- _Data records_
(begin)

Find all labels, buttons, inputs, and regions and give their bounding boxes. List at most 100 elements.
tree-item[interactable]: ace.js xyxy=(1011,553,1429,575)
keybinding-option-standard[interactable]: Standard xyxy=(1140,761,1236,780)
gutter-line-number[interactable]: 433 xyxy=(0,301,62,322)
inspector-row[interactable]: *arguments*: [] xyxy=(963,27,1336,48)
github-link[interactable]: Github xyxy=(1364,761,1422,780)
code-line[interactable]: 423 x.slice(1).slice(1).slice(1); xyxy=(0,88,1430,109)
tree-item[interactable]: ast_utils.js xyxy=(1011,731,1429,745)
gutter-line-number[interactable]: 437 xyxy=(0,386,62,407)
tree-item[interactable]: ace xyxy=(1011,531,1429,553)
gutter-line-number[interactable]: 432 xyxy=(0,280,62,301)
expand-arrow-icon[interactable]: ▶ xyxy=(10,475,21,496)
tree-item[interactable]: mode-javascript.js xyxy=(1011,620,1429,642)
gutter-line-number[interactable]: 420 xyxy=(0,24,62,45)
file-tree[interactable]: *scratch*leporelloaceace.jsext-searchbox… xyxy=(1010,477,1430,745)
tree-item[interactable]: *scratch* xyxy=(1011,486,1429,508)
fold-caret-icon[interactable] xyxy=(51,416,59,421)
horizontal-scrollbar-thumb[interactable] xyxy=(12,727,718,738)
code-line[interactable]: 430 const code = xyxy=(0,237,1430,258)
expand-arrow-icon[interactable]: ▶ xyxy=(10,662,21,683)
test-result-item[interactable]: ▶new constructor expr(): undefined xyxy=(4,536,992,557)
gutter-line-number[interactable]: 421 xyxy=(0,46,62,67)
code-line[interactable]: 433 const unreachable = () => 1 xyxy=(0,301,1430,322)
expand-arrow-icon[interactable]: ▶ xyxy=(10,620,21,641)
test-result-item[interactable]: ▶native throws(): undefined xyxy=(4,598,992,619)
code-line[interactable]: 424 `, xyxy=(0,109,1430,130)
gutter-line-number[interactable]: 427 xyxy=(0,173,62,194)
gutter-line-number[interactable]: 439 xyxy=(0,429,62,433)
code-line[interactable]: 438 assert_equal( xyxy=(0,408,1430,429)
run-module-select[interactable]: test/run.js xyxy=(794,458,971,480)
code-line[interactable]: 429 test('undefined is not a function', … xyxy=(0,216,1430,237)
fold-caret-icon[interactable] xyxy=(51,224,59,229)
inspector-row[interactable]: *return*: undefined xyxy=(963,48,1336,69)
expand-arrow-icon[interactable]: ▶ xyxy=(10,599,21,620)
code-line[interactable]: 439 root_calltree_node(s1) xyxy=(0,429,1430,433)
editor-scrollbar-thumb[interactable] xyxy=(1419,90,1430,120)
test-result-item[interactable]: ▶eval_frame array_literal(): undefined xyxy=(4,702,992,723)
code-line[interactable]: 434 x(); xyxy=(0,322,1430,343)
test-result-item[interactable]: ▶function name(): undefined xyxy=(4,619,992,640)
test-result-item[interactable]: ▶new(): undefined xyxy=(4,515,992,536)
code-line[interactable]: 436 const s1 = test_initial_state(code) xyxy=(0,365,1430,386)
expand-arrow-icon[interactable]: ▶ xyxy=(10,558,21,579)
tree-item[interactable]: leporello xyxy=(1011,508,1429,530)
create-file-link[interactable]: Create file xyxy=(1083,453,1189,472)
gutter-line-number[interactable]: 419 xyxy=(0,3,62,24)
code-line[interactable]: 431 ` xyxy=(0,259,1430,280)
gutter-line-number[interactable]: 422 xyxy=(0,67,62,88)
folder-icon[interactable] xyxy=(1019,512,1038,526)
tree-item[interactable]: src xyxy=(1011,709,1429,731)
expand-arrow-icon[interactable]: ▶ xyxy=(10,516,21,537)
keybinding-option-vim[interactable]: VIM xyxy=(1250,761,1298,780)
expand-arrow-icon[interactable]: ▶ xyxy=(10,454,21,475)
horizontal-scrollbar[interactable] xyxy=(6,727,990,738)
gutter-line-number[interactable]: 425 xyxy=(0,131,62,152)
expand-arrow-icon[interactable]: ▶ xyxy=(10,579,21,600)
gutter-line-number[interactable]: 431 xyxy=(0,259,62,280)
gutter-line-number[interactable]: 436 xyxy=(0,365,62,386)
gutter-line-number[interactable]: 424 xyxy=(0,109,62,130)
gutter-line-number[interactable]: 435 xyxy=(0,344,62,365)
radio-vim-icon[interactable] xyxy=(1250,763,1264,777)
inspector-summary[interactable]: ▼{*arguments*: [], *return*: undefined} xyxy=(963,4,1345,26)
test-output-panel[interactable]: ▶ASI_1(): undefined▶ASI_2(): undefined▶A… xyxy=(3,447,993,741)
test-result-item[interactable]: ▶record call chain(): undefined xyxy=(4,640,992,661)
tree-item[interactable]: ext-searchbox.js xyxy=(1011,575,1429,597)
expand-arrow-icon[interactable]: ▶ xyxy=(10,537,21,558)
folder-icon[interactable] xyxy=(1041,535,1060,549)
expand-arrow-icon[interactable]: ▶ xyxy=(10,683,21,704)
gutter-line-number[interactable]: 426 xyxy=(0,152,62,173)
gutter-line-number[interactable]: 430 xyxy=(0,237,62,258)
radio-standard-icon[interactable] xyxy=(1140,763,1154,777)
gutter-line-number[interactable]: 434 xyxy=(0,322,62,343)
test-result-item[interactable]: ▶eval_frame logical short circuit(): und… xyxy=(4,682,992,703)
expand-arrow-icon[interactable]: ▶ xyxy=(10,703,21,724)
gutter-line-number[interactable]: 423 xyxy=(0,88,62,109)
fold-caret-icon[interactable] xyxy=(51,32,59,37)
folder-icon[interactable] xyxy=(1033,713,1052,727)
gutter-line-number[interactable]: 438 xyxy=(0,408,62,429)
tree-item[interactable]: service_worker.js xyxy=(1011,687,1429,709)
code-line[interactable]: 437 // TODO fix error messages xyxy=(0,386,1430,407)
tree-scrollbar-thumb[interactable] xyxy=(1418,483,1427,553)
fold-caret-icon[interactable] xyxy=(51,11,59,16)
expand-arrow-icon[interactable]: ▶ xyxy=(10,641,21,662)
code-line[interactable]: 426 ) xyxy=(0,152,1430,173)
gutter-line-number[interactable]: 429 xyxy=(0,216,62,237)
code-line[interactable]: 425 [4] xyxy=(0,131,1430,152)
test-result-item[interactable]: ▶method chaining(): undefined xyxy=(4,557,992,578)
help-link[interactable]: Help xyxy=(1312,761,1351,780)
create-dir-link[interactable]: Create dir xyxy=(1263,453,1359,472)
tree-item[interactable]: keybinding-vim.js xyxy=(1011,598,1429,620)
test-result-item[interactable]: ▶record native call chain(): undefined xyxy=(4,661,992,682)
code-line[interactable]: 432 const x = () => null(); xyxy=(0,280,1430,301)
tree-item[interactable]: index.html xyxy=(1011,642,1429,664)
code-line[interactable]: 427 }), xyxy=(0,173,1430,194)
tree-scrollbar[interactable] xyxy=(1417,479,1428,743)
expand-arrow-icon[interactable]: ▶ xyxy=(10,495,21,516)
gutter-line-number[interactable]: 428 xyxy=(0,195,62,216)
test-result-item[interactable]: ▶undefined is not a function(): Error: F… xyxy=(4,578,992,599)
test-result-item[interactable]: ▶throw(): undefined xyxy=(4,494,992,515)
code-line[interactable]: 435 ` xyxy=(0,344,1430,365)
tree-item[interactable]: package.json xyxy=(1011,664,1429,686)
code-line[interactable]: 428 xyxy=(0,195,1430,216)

(end)

- _To do_
Reproduce the data verbatim, starting at its first line and ending at the line that contains "github-link[interactable]: Github xyxy=(1364,761,1422,780)", with that line included.

- _The reply_
Find all labels, buttons, inputs, and regions and give their bounding boxes. List at most 100 elements.
tree-item[interactable]: ace.js xyxy=(1011,553,1429,575)
keybinding-option-standard[interactable]: Standard xyxy=(1140,761,1236,780)
gutter-line-number[interactable]: 433 xyxy=(0,301,62,322)
inspector-row[interactable]: *arguments*: [] xyxy=(963,27,1336,48)
github-link[interactable]: Github xyxy=(1364,761,1422,780)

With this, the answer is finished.